──────── EXCERPTED PASSAGE
# Quantization Fundamentals – **Lesson 3**
# Loading Models in Different Data Types

> **Goal:** Explore how casting a model’s parameters to lower-precision dtypes (FP16, BF16) affects inference on CPU/GPU, and learn safe workflows to inspect & convert models.


## 0 · Setup

In [None]:
# Make sure we’re using a torch version that supports BF16 on CPU
#!pip install --quiet torch==2.1.1
#!pip install --quiet transformers pillow requests

In [None]:
import torch
import torch.nn as nn
from copy import deepcopy

import requests, math, gc
from transformers import BlipForConditionalGeneration, BlipProcessor
from PIL import Image
from pathlib import Path
from itertools import islice

## 1 · Dummy Model Definition  
*Replace / modify this section with your own architecture as needed.*


In [None]:

# Paste or edit the DummyModel definition here
class DummyModel(nn.Module):
  """
  A dummy model that consists of an embedding layer
  with two blocks of a linear layer followed by a layer
  norm layer.
  """
  def __init__(self):
    super().__init__()

    torch.manual_seed(123)

    self.token_embedding = nn.Embedding(2, 2)

    # Block 1
    self.linear_1 = nn.Linear(2, 2)
    self.layernorm_1 = nn.LayerNorm(2)

    # Block 2
    self.linear_2 = nn.Linear(2, 2)
    self.layernorm_2 = nn.LayerNorm(2)

    self.head = nn.Linear(2, 2)

  def forward(self, x):
    hidden_states = self.token_embedding(x)

    # Block 1
    hidden_states = self.linear_1(hidden_states)
    hidden_states = self.layernorm_1(hidden_states)

    # Block 2
    hidden_states = self.linear_2(hidden_states)
    hidden_states = self.layernorm_2(hidden_states)
────────────────
→ **WHAT YOU NEED TO DO**:
- 1) Reproduce the part of the quantization lesson that opens with the words containing "self.head = nn.Linear(2, 2)" and closes with "hidden_states = self.linear_1(hidden_states)".
- 2) Summarize the quantization lesson in two sentences.
──────── DATA LISTING
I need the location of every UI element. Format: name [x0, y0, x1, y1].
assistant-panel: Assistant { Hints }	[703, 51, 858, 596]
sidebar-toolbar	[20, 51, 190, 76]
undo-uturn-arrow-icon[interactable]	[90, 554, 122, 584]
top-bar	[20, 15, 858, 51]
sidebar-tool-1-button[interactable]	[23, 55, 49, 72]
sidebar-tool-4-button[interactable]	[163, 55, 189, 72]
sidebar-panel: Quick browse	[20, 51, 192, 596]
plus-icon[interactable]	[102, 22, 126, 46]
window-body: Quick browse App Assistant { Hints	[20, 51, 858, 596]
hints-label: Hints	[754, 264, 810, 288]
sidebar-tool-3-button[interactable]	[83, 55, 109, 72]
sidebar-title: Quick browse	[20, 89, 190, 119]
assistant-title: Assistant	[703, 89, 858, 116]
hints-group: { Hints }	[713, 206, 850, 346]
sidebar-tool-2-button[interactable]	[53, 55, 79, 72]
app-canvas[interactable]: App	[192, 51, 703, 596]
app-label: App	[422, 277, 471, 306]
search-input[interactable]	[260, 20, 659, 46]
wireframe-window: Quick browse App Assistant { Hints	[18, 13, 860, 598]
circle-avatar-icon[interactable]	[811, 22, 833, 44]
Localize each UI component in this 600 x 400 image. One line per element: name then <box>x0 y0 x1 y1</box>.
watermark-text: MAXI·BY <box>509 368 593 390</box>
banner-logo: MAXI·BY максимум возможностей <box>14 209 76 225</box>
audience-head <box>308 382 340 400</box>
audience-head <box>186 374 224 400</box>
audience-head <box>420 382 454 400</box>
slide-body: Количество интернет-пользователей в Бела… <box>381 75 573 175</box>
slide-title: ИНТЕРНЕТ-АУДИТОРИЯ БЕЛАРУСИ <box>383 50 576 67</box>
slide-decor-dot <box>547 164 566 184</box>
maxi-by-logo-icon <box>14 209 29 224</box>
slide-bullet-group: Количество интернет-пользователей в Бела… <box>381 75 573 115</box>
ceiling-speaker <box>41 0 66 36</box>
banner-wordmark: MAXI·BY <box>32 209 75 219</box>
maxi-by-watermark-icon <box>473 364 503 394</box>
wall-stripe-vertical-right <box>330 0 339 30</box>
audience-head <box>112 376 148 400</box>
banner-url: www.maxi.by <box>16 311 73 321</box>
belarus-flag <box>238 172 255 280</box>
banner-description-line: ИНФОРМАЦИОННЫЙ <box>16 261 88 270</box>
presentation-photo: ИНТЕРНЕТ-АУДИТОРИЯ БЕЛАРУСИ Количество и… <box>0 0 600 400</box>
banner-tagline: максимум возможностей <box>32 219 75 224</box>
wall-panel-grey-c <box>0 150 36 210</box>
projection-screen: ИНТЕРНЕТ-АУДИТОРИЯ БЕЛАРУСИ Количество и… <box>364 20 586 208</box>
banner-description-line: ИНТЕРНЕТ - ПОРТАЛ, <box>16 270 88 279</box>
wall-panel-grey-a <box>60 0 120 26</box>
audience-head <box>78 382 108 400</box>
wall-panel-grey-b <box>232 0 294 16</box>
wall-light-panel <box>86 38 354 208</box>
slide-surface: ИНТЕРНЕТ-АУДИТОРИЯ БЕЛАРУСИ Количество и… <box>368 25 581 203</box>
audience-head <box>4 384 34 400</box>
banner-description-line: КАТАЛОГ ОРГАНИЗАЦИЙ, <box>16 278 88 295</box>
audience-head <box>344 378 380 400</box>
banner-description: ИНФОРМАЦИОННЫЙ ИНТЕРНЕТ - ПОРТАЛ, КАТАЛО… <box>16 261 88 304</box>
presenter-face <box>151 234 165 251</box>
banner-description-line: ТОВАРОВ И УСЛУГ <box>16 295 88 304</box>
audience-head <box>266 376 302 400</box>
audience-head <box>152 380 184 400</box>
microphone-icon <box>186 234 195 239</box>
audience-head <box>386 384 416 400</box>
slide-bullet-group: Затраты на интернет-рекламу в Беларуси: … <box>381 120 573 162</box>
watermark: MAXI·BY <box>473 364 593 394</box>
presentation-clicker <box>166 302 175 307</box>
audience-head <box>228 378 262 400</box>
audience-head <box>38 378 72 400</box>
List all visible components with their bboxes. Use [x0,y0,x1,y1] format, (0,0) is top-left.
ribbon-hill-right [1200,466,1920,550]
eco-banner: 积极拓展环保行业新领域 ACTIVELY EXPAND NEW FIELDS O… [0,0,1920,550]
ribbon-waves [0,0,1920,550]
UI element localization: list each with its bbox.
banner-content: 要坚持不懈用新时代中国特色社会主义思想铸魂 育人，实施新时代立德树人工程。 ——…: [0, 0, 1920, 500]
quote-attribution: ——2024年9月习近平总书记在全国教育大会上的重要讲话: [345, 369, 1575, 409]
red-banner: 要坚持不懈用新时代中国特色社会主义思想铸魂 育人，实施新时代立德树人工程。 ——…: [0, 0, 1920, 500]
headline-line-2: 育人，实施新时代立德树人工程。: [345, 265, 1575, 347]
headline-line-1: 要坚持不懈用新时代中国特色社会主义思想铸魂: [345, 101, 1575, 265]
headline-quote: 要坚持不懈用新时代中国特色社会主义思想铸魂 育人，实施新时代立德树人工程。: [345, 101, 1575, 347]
────────────────
→ **EXPECTED RESULTS**:
- 1)
self.head = nn.Linear(2, 2)

  def forward(self, x):
    hidden_states = self.token_embedding(x)

    # Block 1
    hidden_states = self.linear_1(hidden_states)

- 2) The lesson aims to show how casting a model's parameters to lower-precision data types such as FP16 and BF16 affects inference on CPU and GPU, and to teach safe workflows for inspecting and converting models. After a setup step that installs and imports torch, transformers and related libraries, it defines a dummy model with an embedding layer, two blocks that each pair a linear layer with a layer norm layer, and a linear head.